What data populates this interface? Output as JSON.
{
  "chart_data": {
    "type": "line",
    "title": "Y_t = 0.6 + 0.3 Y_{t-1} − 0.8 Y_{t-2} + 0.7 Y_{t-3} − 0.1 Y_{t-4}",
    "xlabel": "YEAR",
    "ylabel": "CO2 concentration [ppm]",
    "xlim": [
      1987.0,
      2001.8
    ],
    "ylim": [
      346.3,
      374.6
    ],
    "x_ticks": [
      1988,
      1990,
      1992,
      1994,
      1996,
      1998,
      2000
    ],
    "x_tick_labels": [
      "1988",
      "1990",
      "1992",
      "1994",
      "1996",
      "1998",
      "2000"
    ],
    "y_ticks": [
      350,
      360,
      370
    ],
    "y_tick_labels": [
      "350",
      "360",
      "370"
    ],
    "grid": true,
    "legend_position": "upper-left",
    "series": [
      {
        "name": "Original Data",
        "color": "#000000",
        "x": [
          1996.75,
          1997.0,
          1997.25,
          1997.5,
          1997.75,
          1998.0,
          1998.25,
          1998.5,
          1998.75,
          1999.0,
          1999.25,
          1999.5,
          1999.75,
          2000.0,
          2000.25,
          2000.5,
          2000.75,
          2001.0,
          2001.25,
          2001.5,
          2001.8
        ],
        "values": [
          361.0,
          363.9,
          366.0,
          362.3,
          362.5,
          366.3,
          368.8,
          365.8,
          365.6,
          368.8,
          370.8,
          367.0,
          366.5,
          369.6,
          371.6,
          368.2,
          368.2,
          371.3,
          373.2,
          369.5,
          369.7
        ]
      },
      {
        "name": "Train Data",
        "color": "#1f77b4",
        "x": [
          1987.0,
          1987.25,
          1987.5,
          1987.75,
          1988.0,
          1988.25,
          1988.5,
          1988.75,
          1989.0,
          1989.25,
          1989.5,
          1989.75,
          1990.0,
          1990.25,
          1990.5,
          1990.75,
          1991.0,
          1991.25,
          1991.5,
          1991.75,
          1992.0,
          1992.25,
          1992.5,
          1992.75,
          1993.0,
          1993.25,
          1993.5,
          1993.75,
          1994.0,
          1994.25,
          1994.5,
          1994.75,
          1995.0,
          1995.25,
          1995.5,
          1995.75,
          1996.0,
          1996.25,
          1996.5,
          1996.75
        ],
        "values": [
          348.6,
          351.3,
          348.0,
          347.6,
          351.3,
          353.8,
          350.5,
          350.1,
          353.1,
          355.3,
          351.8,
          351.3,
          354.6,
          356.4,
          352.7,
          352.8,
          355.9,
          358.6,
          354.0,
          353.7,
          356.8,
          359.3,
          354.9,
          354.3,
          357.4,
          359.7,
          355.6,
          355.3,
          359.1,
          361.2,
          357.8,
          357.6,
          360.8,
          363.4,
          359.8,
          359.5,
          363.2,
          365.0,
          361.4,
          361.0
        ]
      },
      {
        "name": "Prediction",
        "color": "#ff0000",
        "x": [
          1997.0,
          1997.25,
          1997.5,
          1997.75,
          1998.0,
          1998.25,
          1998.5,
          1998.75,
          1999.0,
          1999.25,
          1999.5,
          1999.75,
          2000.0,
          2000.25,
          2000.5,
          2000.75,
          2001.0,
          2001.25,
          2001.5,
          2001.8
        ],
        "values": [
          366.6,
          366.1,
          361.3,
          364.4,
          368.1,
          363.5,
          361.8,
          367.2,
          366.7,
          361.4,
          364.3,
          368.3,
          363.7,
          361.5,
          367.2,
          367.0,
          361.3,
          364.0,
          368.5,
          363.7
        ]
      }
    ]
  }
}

Your objective » Extract the data in full. Keep it word for word.

Response to this exercise »
What data populates this interface? Output as JSON.
{
  "chart_data": {
    "type": "line",
    "title": "Y_t = 0.6 + 0.3 Y_{t-1} − 0.8 Y_{t-2} + 0.7 Y_{t-3} − 0.1 Y_{t-4}",
    "xlabel": "YEAR",
    "ylabel": "CO2 concentration [ppm]",
    "xlim": [
      1987.0,
      2001.8
    ],
    "ylim": [
      346.3,
      374.6
    ],
    "x_ticks": [
      1988,
      1990,
      1992,
      1994,
      1996,
      1998,
      2000
    ],
    "x_tick_labels": [
      "1988",
      "1990",
      "1992",
      "1994",
      "1996",
      "1998",
      "2000"
    ],
    "y_ticks": [
      350,
      360,
      370
    ],
    "y_tick_labels": [
      "350",
      "360",
      "370"
    ],
    "grid": true,
    "legend_position": "upper-left",
    "series": [
      {
        "name": "Original Data",
        "color": "#000000",
        "x": [
          1996.75,
          1997.0,
          1997.25,
          1997.5,
          1997.75,
          1998.0,
          1998.25,
          1998.5,
          1998.75,
          1999.0,
          1999.25,
          1999.5,
          1999.75,
          2000.0,
          2000.25,
          2000.5,
          2000.75,
          2001.0,
          2001.25,
          2001.5,
          2001.8
        ],
        "values": [
          361.0,
          363.9,
          366.0,
          362.3,
          362.5,
          366.3,
          368.8,
          365.8,
          365.6,
          368.8,
          370.8,
          367.0,
          366.5,
          369.6,
          371.6,
          368.2,
          368.2,
          371.3,
          373.2,
          369.5,
          369.7
        ]
      },
      {
        "name": "Train Data",
        "color": "#1f77b4",
        "x": [
          1987.0,
          1987.25,
          1987.5,
          1987.75,
          1988.0,
          1988.25,
          1988.5,
          1988.75,
          1989.0,
          1989.25,
          1989.5,
          1989.75,
          1990.0,
          1990.25,
          1990.5,
          1990.75,
          1991.0,
          1991.25,
          1991.5,
          1991.75,
          1992.0,
          1992.25,
          1992.5,
          1992.75,
          1993.0,
          1993.25,
          1993.5,
          1993.75,
          1994.0,
          1994.25,
          1994.5,
          1994.75,
          1995.0,
          1995.25,
          1995.5,
          1995.75,
          1996.0,
          1996.25,
          1996.5,
          1996.75
        ],
        "values": [
          348.6,
          351.3,
          348.0,
          347.6,
          351.3,
          353.8,
          350.5,
          350.1,
          353.1,
          355.3,
          351.8,
          351.3,
          354.6,
          356.4,
          352.7,
          352.8,
          355.9,
          358.6,
          354.0,
          353.7,
          356.8,
          359.3,
          354.9,
          354.3,
          357.4,
          359.7,
          355.6,
          355.3,
          359.1,
          361.2,
          357.8,
          357.6,
          360.8,
          363.4,
          359.8,
          359.5,
          363.2,
          365.0,
          361.4,
          361.0
        ]
      },
      {
        "name": "Prediction",
        "color": "#ff0000",
        "x": [
          1997.0,
          1997.25,
          1997.5,
          1997.75,
          1998.0,
          1998.25,
          1998.5,
          1998.75,
          1999.0,
          1999.25,
          1999.5,
          1999.75,
          2000.0,
          2000.25,
          2000.5,
          2000.75,
          2001.0,
          2001.25,
          2001.5,
          2001.8
        ],
        "values": [
          366.6,
          366.1,
          361.3,
          364.4,
          368.1,
          363.5,
          361.8,
          367.2,
          366.7,
          361.4,
          364.3,
          368.3,
          363.7,
          361.5,
          367.2,
          367.0,
          361.3,
          364.0,
          368.5,
          363.7
        ]
      }
    ]
  }
}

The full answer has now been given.